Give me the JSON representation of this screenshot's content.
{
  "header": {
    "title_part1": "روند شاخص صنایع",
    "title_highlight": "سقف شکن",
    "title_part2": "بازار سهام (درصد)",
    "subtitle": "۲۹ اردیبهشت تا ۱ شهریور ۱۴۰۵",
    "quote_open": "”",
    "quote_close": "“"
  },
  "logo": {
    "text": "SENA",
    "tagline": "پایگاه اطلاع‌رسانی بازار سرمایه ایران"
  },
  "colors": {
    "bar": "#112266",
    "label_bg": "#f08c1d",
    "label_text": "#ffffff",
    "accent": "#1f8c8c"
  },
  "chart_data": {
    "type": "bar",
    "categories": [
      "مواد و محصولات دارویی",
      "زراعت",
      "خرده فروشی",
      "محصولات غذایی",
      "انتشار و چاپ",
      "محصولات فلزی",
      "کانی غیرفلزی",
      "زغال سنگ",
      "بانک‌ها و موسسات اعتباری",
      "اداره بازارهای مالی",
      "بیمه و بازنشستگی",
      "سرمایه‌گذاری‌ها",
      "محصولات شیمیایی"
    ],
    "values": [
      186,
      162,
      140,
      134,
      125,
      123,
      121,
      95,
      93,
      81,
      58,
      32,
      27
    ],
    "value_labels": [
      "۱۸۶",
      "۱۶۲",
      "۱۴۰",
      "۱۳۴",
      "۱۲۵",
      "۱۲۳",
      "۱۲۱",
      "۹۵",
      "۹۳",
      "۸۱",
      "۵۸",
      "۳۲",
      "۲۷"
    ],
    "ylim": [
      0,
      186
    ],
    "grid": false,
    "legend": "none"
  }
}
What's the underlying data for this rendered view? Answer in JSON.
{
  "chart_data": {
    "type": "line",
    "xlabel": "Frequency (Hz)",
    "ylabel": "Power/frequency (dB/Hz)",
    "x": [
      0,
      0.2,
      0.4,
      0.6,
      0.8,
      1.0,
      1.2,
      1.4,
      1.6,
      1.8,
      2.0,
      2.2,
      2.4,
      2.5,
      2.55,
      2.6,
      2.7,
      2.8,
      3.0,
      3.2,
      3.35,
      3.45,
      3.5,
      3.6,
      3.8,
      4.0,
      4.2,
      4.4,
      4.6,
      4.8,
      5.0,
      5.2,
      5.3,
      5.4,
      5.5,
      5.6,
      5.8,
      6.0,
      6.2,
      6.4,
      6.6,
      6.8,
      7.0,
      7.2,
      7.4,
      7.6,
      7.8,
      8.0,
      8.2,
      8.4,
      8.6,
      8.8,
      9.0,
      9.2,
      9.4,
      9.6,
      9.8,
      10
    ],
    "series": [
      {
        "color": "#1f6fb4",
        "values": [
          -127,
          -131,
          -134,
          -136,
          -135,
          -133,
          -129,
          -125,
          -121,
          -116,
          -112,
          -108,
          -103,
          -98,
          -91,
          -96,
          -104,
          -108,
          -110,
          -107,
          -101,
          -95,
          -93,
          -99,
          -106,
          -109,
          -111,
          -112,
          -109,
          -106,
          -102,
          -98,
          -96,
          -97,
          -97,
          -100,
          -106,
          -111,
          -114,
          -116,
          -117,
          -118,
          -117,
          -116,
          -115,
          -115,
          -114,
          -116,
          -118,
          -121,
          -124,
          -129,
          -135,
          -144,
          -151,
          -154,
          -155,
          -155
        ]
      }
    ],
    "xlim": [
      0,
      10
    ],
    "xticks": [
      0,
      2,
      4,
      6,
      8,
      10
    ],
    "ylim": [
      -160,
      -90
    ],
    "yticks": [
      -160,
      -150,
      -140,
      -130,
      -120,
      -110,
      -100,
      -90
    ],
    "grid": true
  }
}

⁂

■ Task objective: Extract the whole listing, character for character.

■ The output:
Give me the JSON representation of this screenshot's content.
{
  "header": {
    "title_part1": "روند شاخص صنایع",
    "title_highlight": "سقف شکن",
    "title_part2": "بازار سهام (درصد)",
    "subtitle": "۲۹ اردیبهشت تا ۱ شهریور ۱۴۰۵",
    "quote_open": "”",
    "quote_close": "“"
  },
  "logo": {
    "text": "SENA",
    "tagline": "پایگاه اطلاع‌رسانی بازار سرمایه ایران"
  },
  "colors": {
    "bar": "#112266",
    "label_bg": "#f08c1d",
    "label_text": "#ffffff",
    "accent": "#1f8c8c"
  },
  "chart_data": {
    "type": "bar",
    "categories": [
      "مواد و محصولات دارویی",
      "زراعت",
      "خرده فروشی",
      "محصولات غذایی",
      "انتشار و چاپ",
      "محصولات فلزی",
      "کانی غیرفلزی",
      "زغال سنگ",
      "بانک‌ها و موسسات اعتباری",
      "اداره بازارهای مالی",
      "بیمه و بازنشستگی",
      "سرمایه‌گذاری‌ها",
      "محصولات شیمیایی"
    ],
    "values": [
      186,
      162,
      140,
      134,
      125,
      123,
      121,
      95,
      93,
      81,
      58,
      32,
      27
    ],
    "value_labels": [
      "۱۸۶",
      "۱۶۲",
      "۱۴۰",
      "۱۳۴",
      "۱۲۵",
      "۱۲۳",
      "۱۲۱",
      "۹۵",
      "۹۳",
      "۸۱",
      "۵۸",
      "۳۲",
      "۲۷"
    ],
    "ylim": [
      0,
      186
    ],
    "grid": false,
    "legend": "none"
  }
}
What's the underlying data for this rendered view? Answer in JSON.
{
  "chart_data": {
    "type": "line",
    "xlabel": "Frequency (Hz)",
    "ylabel": "Power/frequency (dB/Hz)",
    "x": [
      0,
      0.2,
      0.4,
      0.6,
      0.8,
      1.0,
      1.2,
      1.4,
      1.6,
      1.8,
      2.0,
      2.2,
      2.4,
      2.5,
      2.55,
      2.6,
      2.7,
      2.8,
      3.0,
      3.2,
      3.35,
      3.45,
      3.5,
      3.6,
      3.8,
      4.0,
      4.2,
      4.4,
      4.6,
      4.8,
      5.0,
      5.2,
      5.3,
      5.4,
      5.5,
      5.6,
      5.8,
      6.0,
      6.2,
      6.4,
      6.6,
      6.8,
      7.0,
      7.2,
      7.4,
      7.6,
      7.8,
      8.0,
      8.2,
      8.4,
      8.6,
      8.8,
      9.0,
      9.2,
      9.4,
      9.6,
      9.8,
      10
    ],
    "series": [
      {
        "color": "#1f6fb4",
        "values": [
          -127,
          -131,
          -134,
          -136,
          -135,
          -133,
          -129,
          -125,
          -121,
          -116,
          -112,
          -108,
          -103,
          -98,
          -91,
          -96,
          -104,
          -108,
          -110,
          -107,
          -101,
          -95,
          -93,
          -99,
          -106,
          -109,
          -111,
          -112,
          -109,
          -106,
          -102,
          -98,
          -96,
          -97,
          -97,
          -100,
          -106,
          -111,
          -114,
          -116,
          -117,
          -118,
          -117,
          -116,
          -115,
          -115,
          -114,
          -116,
          -118,
          -121,
          -124,
          -129,
          -135,
          -144,
          -151,
          -154,
          -155,
          -155
        ]
      }
    ],
    "xlim": [
      0,
      10
    ],
    "xticks": [
      0,
      2,
      4,
      6,
      8,
      10
    ],
    "ylim": [
      -160,
      -90
    ],
    "yticks": [
      -160,
      -150,
      -140,
      -130,
      -120,
      -110,
      -100,
      -90
    ],
    "grid": true
  }
}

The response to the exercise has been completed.